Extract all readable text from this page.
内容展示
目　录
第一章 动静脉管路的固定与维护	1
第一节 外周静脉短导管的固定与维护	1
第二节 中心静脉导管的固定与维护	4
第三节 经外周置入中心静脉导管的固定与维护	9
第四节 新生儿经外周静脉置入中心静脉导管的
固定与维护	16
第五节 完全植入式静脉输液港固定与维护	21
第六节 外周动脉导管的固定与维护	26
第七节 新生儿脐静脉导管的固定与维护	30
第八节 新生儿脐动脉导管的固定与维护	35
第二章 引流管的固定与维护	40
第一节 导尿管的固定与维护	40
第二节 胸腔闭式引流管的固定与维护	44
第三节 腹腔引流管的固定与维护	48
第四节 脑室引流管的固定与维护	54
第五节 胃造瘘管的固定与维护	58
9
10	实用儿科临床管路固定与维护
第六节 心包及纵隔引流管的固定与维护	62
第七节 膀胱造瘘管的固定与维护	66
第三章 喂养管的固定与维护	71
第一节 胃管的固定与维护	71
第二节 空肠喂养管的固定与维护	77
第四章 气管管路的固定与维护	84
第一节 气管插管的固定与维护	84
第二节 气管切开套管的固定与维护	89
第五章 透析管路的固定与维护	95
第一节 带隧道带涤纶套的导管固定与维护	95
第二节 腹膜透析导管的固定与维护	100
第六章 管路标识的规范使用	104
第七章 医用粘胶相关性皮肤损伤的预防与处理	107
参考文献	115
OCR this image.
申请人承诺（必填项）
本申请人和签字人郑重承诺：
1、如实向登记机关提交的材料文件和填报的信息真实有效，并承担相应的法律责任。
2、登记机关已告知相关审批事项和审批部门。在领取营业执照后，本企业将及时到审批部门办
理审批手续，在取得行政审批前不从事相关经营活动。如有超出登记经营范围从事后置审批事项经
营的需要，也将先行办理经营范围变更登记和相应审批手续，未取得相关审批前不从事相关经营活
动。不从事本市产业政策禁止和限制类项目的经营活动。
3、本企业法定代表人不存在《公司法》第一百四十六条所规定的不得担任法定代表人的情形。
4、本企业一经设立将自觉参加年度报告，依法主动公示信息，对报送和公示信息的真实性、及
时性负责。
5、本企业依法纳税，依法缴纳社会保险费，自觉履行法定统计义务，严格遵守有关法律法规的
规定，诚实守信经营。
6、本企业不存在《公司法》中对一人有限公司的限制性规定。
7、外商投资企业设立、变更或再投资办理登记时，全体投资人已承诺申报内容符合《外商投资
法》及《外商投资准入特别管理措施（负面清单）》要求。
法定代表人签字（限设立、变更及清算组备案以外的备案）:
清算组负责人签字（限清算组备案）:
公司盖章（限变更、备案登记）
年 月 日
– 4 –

— EXERCISE DESCRIPTION —
From the data above, copy each line where the string "this" appears.

— EXERCISE RESPONSE —
Extract all readable text from this page.
OCR this image.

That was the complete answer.